### EXERCISE BRIEF
Set the listing down again in full, word for word, with the pictures left out.
# start of RECORDED INFORMATION
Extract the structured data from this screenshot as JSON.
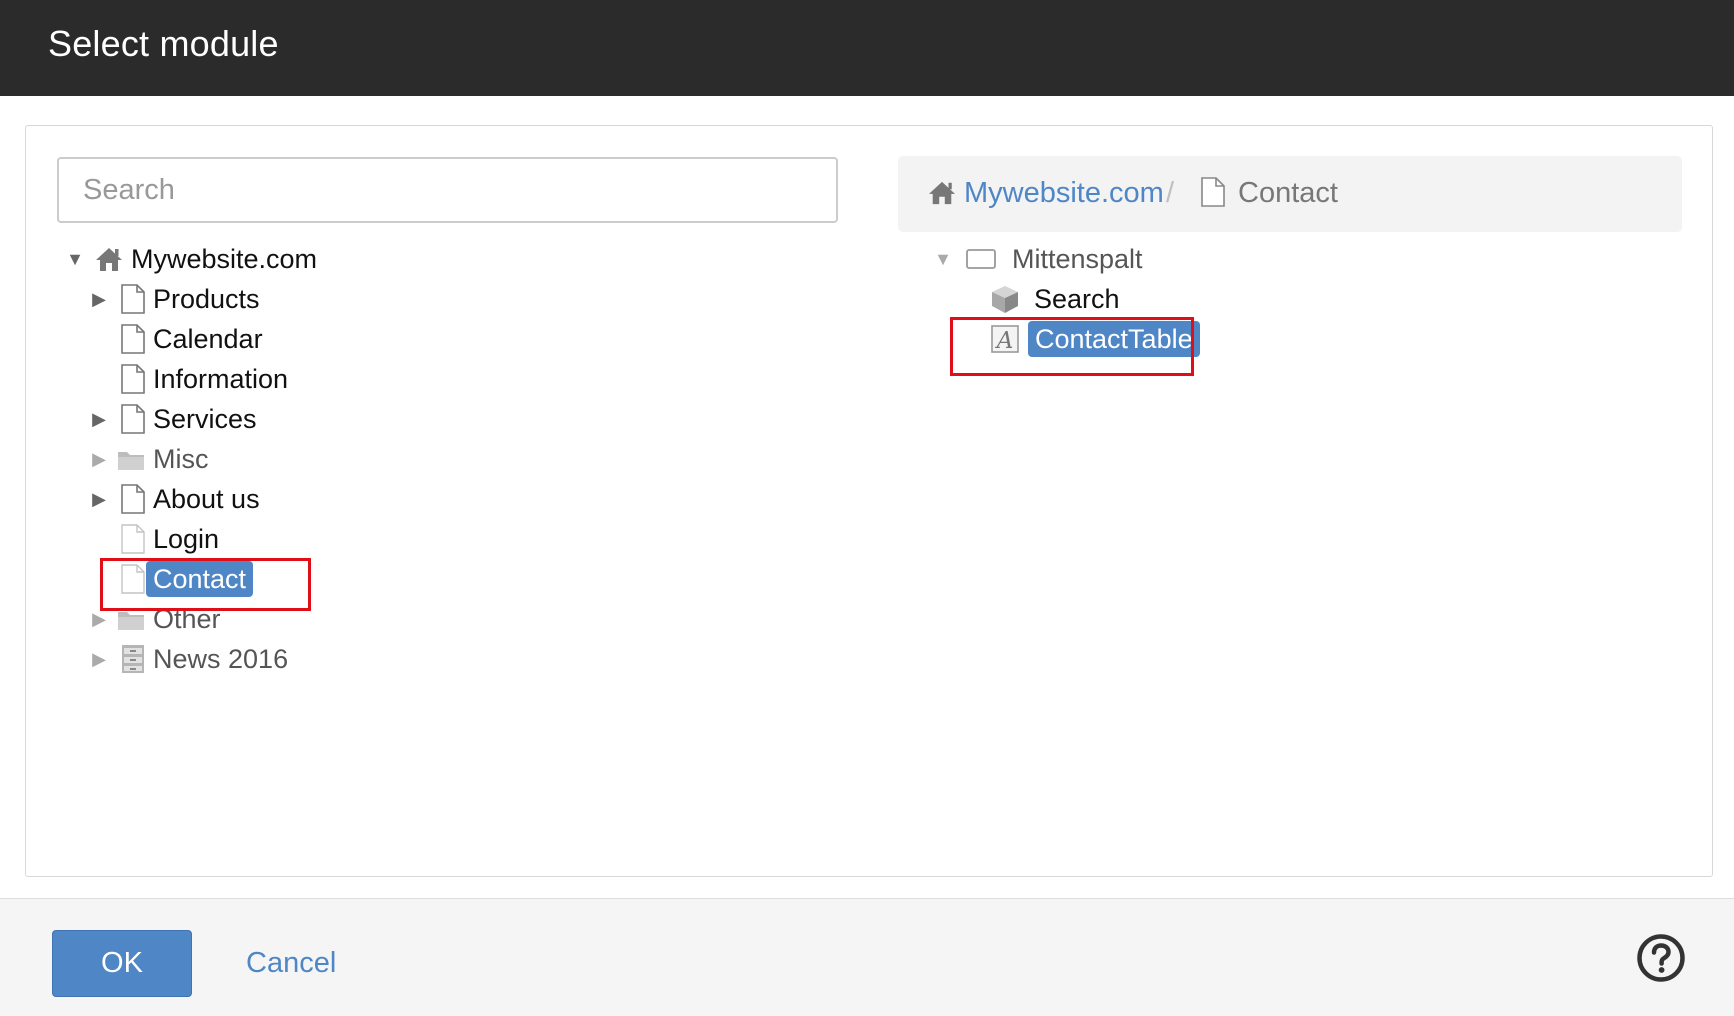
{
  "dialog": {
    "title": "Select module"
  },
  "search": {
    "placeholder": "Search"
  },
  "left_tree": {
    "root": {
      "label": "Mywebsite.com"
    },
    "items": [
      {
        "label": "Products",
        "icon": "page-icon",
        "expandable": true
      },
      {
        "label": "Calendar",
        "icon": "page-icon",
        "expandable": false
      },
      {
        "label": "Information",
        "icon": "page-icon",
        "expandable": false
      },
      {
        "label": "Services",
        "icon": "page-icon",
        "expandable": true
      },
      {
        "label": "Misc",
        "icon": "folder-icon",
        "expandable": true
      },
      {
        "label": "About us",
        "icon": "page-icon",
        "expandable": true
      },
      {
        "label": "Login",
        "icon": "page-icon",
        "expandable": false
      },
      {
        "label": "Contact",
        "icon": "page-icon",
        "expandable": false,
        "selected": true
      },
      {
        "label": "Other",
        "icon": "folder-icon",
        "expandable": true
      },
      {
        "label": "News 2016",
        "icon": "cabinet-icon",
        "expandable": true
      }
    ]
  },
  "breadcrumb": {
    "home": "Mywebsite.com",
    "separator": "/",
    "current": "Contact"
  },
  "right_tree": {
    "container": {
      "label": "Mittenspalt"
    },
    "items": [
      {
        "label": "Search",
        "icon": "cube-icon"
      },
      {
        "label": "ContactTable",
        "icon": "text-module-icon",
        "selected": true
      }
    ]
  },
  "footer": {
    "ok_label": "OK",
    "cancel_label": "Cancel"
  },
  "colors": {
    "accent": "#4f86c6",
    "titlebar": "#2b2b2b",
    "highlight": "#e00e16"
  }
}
# end of RECORDED INFORMATION
### RESULT FOR THIS TASK
Extract the structured data from this screenshot as JSON.
{
  "dialog": {
    "title": "Select module"
  },
  "search": {
    "placeholder": "Search"
  },
  "left_tree": {
    "root": {
      "label": "Mywebsite.com"
    },
    "items": [
      {
        "label": "Products",
        "icon": "page-icon",
        "expandable": true
      },
      {
        "label": "Calendar",
        "icon": "page-icon",
        "expandable": false
      },
      {
        "label": "Information",
        "icon": "page-icon",
        "expandable": false
      },
      {
        "label": "Services",
        "icon": "page-icon",
        "expandable": true
      },
      {
        "label": "Misc",
        "icon": "folder-icon",
        "expandable": true
      },
      {
        "label": "About us",
        "icon": "page-icon",
        "expandable": true
      },
      {
        "label": "Login",
        "icon": "page-icon",
        "expandable": false
      },
      {
        "label": "Contact",
        "icon": "page-icon",
        "expandable": false,
        "selected": true
      },
      {
        "label": "Other",
        "icon": "folder-icon",
        "expandable": true
      },
      {
        "label": "News 2016",
        "icon": "cabinet-icon",
        "expandable": true
      }
    ]
  },
  "breadcrumb": {
    "home": "Mywebsite.com",
    "separator": "/",
    "current": "Contact"
  },
  "right_tree": {
    "container": {
      "label": "Mittenspalt"
    },
    "items": [
      {
        "label": "Search",
        "icon": "cube-icon"
      },
      {
        "label": "ContactTable",
        "icon": "text-module-icon",
        "selected": true
      }
    ]
  },
  "footer": {
    "ok_label": "OK",
    "cancel_label": "Cancel"
  },
  "colors": {
    "accent": "#4f86c6",
    "titlebar": "#2b2b2b",
    "highlight": "#e00e16"
  }
}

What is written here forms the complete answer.